### WORK TO COMPLETE
Provide the data again in its entirety, exactly as given.

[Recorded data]

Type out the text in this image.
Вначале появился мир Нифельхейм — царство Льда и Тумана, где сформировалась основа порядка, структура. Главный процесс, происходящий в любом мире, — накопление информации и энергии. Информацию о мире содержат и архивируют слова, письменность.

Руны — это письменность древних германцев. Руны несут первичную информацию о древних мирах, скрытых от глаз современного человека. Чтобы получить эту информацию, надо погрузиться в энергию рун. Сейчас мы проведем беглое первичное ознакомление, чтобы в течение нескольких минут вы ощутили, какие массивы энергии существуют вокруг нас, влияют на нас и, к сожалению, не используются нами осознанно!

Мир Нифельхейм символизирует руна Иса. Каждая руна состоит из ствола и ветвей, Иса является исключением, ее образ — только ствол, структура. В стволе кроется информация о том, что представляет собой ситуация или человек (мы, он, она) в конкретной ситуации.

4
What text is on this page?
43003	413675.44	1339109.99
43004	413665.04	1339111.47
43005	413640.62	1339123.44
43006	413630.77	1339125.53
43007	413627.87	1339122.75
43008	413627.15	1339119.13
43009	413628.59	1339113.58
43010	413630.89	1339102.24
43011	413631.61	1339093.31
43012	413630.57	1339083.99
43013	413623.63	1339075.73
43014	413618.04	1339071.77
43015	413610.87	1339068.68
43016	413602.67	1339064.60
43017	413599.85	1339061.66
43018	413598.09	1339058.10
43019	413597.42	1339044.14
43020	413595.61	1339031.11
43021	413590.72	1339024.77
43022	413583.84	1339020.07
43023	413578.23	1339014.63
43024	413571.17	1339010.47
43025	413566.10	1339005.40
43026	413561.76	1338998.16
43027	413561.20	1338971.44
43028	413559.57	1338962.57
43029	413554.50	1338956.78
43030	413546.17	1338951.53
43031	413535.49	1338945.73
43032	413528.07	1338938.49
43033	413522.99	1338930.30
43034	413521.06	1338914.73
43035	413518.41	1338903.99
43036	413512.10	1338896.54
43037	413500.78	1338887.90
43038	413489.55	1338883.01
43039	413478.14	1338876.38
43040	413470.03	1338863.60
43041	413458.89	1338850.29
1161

### ANSWER TO THIS EXERCISE
Type out the text in this image.
Вначале появился мир Нифельхейм — царство Льда и Тумана, где сформировалась основа порядка, структура. Главный процесс, происходящий в любом мире, — накопление информации и энергии. Информацию о мире содержат и архивируют слова, письменность.

Руны — это письменность древних германцев. Руны несут первичную информацию о древних мирах, скрытых от глаз современного человека. Чтобы получить эту информацию, надо погрузиться в энергию рун. Сейчас мы проведем беглое первичное ознакомление, чтобы в течение нескольких минут вы ощутили, какие массивы энергии существуют вокруг нас, влияют на нас и, к сожалению, не используются нами осознанно!

Мир Нифельхейм символизирует руна Иса. Каждая руна состоит из ствола и ветвей, Иса является исключением, ее образ — только ствол, структура. В стволе кроется информация о том, что представляет собой ситуация или человек (мы, он, она) в конкретной ситуации.

4
What text is on this page?
43003	413675.44	1339109.99
43004	413665.04	1339111.47
43005	413640.62	1339123.44
43006	413630.77	1339125.53
43007	413627.87	1339122.75
43008	413627.15	1339119.13
43009	413628.59	1339113.58
43010	413630.89	1339102.24
43011	413631.61	1339093.31
43012	413630.57	1339083.99
43013	413623.63	1339075.73
43014	413618.04	1339071.77
43015	413610.87	1339068.68
43016	413602.67	1339064.60
43017	413599.85	1339061.66
43018	413598.09	1339058.10
43019	413597.42	1339044.14
43020	413595.61	1339031.11
43021	413590.72	1339024.77
43022	413583.84	1339020.07
43023	413578.23	1339014.63
43024	413571.17	1339010.47
43025	413566.10	1339005.40
43026	413561.76	1338998.16
43027	413561.20	1338971.44
43028	413559.57	1338962.57
43029	413554.50	1338956.78
43030	413546.17	1338951.53
43031	413535.49	1338945.73
43032	413528.07	1338938.49
43033	413522.99	1338930.30
43034	413521.06	1338914.73
43035	413518.41	1338903.99
43036	413512.10	1338896.54
43037	413500.78	1338887.90
43038	413489.55	1338883.01
43039	413478.14	1338876.38
43040	413470.03	1338863.60
43041	413458.89	1338850.29
1161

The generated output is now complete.